The problem ::
Identify and pull out each line of the entries in which "this" occurs.
---------- Records for the exercise ----------
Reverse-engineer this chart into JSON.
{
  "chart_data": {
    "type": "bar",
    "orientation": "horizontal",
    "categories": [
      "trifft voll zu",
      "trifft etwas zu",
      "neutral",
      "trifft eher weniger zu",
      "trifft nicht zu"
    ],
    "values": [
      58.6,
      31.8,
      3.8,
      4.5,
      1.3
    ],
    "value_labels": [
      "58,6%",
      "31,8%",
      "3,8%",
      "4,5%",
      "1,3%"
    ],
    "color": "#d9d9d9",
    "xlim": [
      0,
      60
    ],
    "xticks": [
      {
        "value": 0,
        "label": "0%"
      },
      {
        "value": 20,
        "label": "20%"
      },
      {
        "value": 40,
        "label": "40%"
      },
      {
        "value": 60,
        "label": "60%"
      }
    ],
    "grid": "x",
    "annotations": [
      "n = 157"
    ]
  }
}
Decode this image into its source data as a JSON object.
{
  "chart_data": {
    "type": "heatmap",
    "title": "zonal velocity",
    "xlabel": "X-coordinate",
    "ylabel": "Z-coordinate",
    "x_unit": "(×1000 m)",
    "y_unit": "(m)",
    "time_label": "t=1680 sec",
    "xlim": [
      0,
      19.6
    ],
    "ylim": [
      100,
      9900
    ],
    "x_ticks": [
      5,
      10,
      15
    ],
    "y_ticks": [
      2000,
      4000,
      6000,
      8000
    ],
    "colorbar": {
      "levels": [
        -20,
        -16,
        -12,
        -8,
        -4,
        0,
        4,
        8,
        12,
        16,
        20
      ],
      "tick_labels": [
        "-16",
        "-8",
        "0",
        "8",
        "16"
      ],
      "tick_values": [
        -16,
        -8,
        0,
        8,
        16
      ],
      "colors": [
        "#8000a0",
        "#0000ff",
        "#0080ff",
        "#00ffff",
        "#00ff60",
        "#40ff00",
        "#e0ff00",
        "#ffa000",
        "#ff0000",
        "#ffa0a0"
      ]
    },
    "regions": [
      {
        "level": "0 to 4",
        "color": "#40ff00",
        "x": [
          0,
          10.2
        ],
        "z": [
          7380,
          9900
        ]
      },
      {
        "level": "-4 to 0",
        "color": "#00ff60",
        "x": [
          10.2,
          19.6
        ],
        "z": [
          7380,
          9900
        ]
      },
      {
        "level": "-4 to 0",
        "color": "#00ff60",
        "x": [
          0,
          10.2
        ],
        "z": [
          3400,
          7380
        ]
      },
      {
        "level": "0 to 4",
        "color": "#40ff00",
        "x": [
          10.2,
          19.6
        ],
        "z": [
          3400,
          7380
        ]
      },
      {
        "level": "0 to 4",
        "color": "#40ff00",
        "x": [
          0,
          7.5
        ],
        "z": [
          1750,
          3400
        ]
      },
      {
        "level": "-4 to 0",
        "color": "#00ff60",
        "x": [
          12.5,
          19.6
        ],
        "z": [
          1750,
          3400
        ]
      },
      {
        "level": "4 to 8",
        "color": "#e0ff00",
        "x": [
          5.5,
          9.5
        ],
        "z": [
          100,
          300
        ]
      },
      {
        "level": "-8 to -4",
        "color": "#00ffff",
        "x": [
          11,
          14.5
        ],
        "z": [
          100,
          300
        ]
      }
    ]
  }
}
----------
The completed task ::
Reverse-engineer this chart into JSON.
Decode this image into its source data as a JSON object.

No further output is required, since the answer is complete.